- Problem to work on
Make an exact copy of all the entries, with the pictures left out.

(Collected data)
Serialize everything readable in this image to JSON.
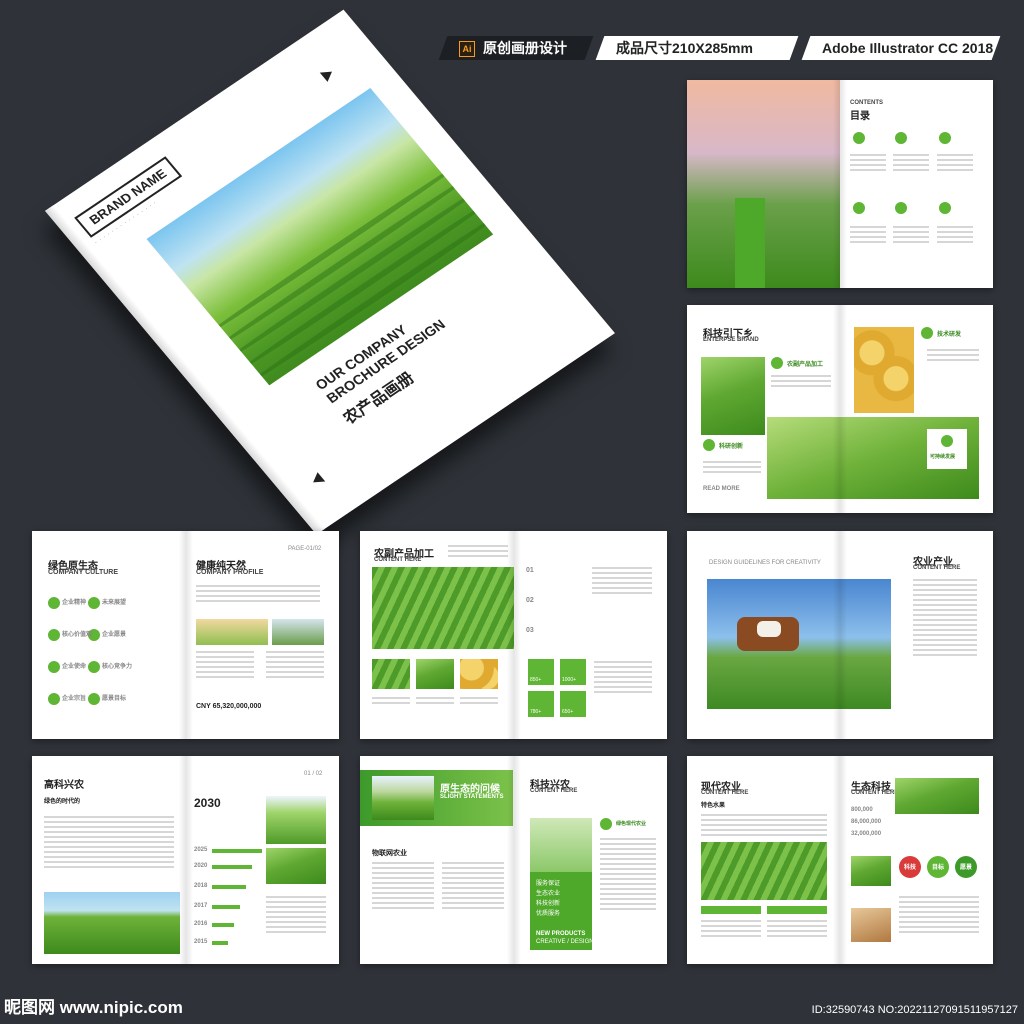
{
  "header": {
    "ai_label": "Ai",
    "design_label": "原创画册设计",
    "size_label": "成品尺寸210X285mm",
    "software_label": "Adobe Illustrator CC 2018"
  },
  "cover": {
    "brand": "BRAND NAME",
    "title_line1": "OUR COMPANY",
    "title_line2": "BROCHURE DESIGN",
    "title_cn": "农产品画册"
  },
  "spreads": {
    "contents": {
      "en": "CONTENTS",
      "cn": "目录",
      "item_label": "CONTENT HERE"
    },
    "tech": {
      "cn": "科技引下乡",
      "en": "ENTERPSE BRAND",
      "label1": "农副产品加工",
      "label2": "技术研发",
      "label3": "科研创新",
      "label4": "可持续发展",
      "read_more": "READ MORE"
    },
    "culture": {
      "left_cn": "绿色原生态",
      "left_en": "COMPANY CULTURE",
      "right_cn": "健康纯天然",
      "right_en": "COMPANY PROFILE",
      "page": "PAGE-01/02",
      "amount": "CNY 65,320,000,000",
      "items": [
        "企业精神",
        "未来展望",
        "核心价值观",
        "企业愿景",
        "企业使命",
        "核心竞争力",
        "企业宗旨",
        "愿景目标"
      ]
    },
    "processing": {
      "cn": "农副产品加工",
      "en": "CONTENT HERE",
      "numbered": [
        "01",
        "02",
        "03"
      ],
      "tiles": [
        "850+",
        "1000+",
        "780+",
        "650+"
      ]
    },
    "industry": {
      "caption": "DESIGN GUIDELINES FOR CREATIVITY",
      "cn": "农业产业",
      "en": "CONTENT HERE"
    },
    "timeline": {
      "cn": "高科兴农",
      "sub_cn": "绿色的时代的",
      "year_big": "2030",
      "years": [
        "2025",
        "2020",
        "2018",
        "2017",
        "2016",
        "2015"
      ],
      "page": "01 / 02"
    },
    "ecology": {
      "cn": "原生态的问候",
      "en": "SLIGHT STATEMENTS",
      "sub_cn": "物联网农业",
      "right_cn": "科技兴农",
      "right_en": "CONTENT HERE",
      "list": [
        "服务保证",
        "生态农业",
        "科技创新",
        "优质服务"
      ],
      "foot_left": "NEW PRODUCTS",
      "foot_sub": "CREATIVE / DESIGN",
      "label": "绿色现代农业"
    },
    "modern": {
      "cn": "现代农业",
      "en": "CONTENT HERE",
      "sub": "特色水果",
      "right_cn": "生态科技",
      "right_en": "CONTENT HERE",
      "figures": [
        "800,000",
        "86,000,000",
        "32,000,000"
      ],
      "badges": [
        "科技",
        "目标",
        "愿景"
      ]
    }
  },
  "footer": {
    "site": "昵图网 www.nipic.com",
    "id": "ID:32590743 NO:20221127091511957127"
  }
}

- The completed task
Serialize everything readable in this image to JSON.
{
  "header": {
    "ai_label": "Ai",
    "design_label": "原创画册设计",
    "size_label": "成品尺寸210X285mm",
    "software_label": "Adobe Illustrator CC 2018"
  },
  "cover": {
    "brand": "BRAND NAME",
    "title_line1": "OUR COMPANY",
    "title_line2": "BROCHURE DESIGN",
    "title_cn": "农产品画册"
  },
  "spreads": {
    "contents": {
      "en": "CONTENTS",
      "cn": "目录",
      "item_label": "CONTENT HERE"
    },
    "tech": {
      "cn": "科技引下乡",
      "en": "ENTERPSE BRAND",
      "label1": "农副产品加工",
      "label2": "技术研发",
      "label3": "科研创新",
      "label4": "可持续发展",
      "read_more": "READ MORE"
    },
    "culture": {
      "left_cn": "绿色原生态",
      "left_en": "COMPANY CULTURE",
      "right_cn": "健康纯天然",
      "right_en": "COMPANY PROFILE",
      "page": "PAGE-01/02",
      "amount": "CNY 65,320,000,000",
      "items": [
        "企业精神",
        "未来展望",
        "核心价值观",
        "企业愿景",
        "企业使命",
        "核心竞争力",
        "企业宗旨",
        "愿景目标"
      ]
    },
    "processing": {
      "cn": "农副产品加工",
      "en": "CONTENT HERE",
      "numbered": [
        "01",
        "02",
        "03"
      ],
      "tiles": [
        "850+",
        "1000+",
        "780+",
        "650+"
      ]
    },
    "industry": {
      "caption": "DESIGN GUIDELINES FOR CREATIVITY",
      "cn": "农业产业",
      "en": "CONTENT HERE"
    },
    "timeline": {
      "cn": "高科兴农",
      "sub_cn": "绿色的时代的",
      "year_big": "2030",
      "years": [
        "2025",
        "2020",
        "2018",
        "2017",
        "2016",
        "2015"
      ],
      "page": "01 / 02"
    },
    "ecology": {
      "cn": "原生态的问候",
      "en": "SLIGHT STATEMENTS",
      "sub_cn": "物联网农业",
      "right_cn": "科技兴农",
      "right_en": "CONTENT HERE",
      "list": [
        "服务保证",
        "生态农业",
        "科技创新",
        "优质服务"
      ],
      "foot_left": "NEW PRODUCTS",
      "foot_sub": "CREATIVE / DESIGN",
      "label": "绿色现代农业"
    },
    "modern": {
      "cn": "现代农业",
      "en": "CONTENT HERE",
      "sub": "特色水果",
      "right_cn": "生态科技",
      "right_en": "CONTENT HERE",
      "figures": [
        "800,000",
        "86,000,000",
        "32,000,000"
      ],
      "badges": [
        "科技",
        "目标",
        "愿景"
      ]
    }
  },
  "footer": {
    "site": "昵图网 www.nipic.com",
    "id": "ID:32590743 NO:20221127091511957127"
  }
}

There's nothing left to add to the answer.